Show all lines that include the string "Professor"; copy each one.

━━━━━ Data shown ━━━━━

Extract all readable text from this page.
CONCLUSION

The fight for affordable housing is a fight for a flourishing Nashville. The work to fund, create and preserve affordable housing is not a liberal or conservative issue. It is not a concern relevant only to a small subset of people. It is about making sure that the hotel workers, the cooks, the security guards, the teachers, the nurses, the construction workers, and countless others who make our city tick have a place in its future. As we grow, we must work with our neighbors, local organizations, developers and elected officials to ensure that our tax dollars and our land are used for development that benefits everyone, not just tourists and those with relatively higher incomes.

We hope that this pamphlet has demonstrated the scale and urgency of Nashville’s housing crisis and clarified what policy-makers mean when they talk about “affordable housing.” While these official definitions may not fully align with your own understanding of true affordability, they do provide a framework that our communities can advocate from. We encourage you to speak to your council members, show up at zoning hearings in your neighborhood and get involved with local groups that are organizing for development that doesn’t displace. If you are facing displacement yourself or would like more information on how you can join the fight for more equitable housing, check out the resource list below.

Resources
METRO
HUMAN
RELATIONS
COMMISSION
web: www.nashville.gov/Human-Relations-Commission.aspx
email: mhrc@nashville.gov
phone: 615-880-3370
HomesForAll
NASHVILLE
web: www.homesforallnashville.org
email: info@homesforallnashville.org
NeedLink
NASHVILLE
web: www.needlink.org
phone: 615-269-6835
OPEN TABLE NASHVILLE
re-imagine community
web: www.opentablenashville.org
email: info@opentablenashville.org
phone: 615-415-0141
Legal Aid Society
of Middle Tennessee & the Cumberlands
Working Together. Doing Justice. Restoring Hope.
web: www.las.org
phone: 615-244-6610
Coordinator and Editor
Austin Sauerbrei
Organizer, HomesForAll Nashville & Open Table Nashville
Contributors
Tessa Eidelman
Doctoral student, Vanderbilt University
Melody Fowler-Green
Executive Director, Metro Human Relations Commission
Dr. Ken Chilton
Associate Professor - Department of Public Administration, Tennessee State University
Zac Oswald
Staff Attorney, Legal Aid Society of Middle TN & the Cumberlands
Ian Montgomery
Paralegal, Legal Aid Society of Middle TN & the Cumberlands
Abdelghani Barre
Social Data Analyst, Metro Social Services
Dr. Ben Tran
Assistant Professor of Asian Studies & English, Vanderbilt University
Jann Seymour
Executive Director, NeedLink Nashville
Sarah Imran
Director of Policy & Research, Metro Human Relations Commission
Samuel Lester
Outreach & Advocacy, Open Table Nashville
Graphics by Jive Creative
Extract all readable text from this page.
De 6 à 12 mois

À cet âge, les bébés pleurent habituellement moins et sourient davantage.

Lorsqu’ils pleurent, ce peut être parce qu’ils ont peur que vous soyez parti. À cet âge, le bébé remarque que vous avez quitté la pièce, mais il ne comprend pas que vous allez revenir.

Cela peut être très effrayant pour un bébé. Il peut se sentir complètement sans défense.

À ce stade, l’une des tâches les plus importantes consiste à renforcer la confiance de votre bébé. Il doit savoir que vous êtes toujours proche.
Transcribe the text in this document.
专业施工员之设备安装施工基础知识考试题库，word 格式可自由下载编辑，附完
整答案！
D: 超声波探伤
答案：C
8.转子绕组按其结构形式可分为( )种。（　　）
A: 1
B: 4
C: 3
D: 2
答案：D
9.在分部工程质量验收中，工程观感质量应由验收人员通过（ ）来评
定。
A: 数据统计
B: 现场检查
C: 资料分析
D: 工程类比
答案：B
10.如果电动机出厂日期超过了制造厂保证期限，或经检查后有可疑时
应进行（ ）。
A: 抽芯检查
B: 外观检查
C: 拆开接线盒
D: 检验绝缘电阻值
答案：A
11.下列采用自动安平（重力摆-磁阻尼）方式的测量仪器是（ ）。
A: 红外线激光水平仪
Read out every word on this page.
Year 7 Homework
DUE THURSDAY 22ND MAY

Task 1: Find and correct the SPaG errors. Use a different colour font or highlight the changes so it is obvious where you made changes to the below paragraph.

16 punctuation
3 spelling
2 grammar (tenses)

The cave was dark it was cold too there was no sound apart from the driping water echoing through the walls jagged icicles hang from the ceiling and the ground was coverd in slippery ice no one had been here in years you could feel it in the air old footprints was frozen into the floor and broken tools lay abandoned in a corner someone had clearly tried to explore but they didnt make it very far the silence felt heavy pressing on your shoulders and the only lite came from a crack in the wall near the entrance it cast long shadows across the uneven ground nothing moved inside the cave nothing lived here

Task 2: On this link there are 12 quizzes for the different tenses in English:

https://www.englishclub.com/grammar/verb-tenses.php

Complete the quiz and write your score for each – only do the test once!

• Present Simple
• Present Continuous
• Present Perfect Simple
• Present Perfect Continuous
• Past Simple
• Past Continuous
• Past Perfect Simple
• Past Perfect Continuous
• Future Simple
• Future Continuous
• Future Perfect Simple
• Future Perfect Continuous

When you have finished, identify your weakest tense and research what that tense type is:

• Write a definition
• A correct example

━━━━━

» Correct result:
Associate Professor - Department of Public Administration, Tennessee State University
Assistant Professor of Asian Studies & English, Vanderbilt University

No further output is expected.